Exercise objective: Return each line holding the string "value".

Information supplied:
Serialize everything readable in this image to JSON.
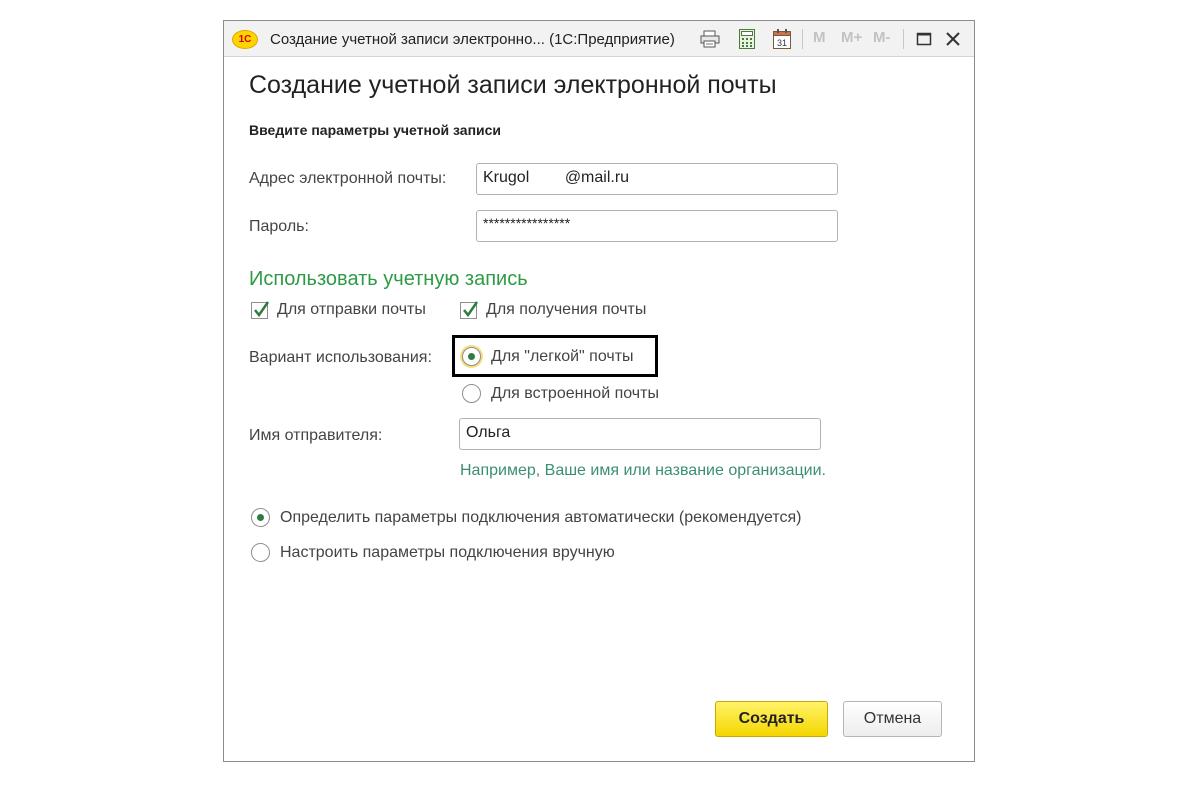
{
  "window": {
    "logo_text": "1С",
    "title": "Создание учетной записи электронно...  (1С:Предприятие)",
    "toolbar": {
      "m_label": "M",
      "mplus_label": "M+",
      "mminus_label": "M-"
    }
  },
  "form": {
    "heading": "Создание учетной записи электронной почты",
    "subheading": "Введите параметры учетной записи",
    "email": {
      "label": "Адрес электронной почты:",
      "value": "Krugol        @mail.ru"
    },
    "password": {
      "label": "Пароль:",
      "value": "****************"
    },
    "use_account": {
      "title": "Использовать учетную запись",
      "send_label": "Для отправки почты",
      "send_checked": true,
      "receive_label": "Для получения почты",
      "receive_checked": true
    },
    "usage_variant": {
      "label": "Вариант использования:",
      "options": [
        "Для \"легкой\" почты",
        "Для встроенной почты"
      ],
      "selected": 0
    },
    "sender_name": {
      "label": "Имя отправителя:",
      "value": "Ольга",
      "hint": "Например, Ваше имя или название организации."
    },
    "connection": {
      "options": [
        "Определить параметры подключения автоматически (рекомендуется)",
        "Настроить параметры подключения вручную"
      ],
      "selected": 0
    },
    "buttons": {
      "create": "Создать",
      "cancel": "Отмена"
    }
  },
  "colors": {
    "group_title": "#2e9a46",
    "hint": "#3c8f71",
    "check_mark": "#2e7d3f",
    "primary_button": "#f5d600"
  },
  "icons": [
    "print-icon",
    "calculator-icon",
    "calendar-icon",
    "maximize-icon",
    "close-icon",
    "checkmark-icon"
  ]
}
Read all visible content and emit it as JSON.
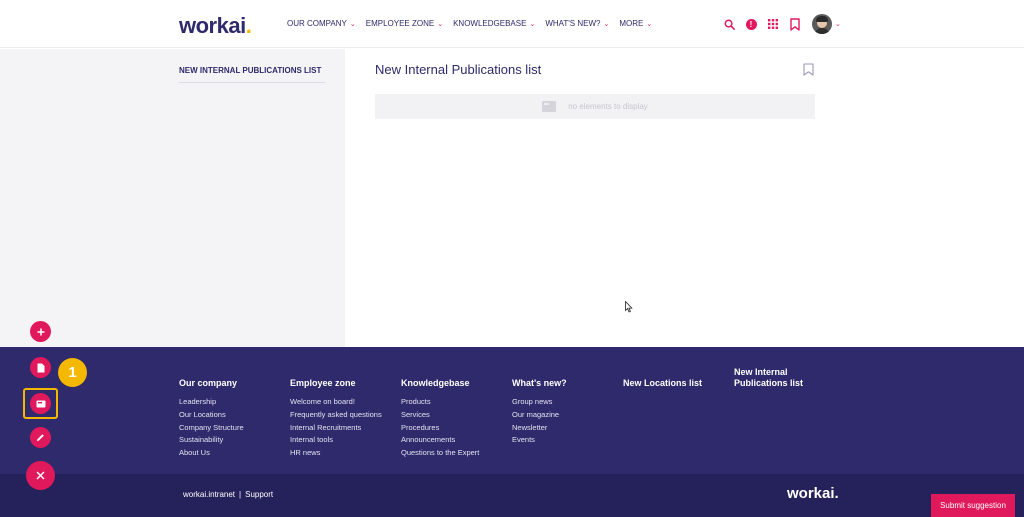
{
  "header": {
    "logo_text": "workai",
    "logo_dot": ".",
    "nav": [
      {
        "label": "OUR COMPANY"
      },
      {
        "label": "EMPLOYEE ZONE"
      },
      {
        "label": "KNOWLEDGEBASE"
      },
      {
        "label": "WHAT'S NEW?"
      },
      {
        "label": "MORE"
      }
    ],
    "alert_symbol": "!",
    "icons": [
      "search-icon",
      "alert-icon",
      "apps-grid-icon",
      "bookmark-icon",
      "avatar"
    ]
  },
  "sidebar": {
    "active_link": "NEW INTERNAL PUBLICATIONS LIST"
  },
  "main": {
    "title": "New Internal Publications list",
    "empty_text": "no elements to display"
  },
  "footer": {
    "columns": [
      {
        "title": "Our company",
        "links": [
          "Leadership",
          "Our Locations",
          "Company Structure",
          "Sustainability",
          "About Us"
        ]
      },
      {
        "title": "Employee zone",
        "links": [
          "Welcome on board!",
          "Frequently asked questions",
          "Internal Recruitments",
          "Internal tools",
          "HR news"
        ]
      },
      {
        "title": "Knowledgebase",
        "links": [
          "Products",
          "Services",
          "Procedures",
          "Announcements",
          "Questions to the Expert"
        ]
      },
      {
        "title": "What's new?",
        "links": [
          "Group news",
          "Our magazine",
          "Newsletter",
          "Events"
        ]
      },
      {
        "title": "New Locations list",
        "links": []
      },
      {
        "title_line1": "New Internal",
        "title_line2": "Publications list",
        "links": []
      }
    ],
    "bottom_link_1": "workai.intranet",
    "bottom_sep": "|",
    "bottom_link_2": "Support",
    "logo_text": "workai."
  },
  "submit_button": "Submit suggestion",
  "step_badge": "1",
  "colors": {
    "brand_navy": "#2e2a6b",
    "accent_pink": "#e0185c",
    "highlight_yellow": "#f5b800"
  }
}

Result below:
      "value": "Krugol        @mail.ru"
      "value": "****************"
      "value": "Ольга",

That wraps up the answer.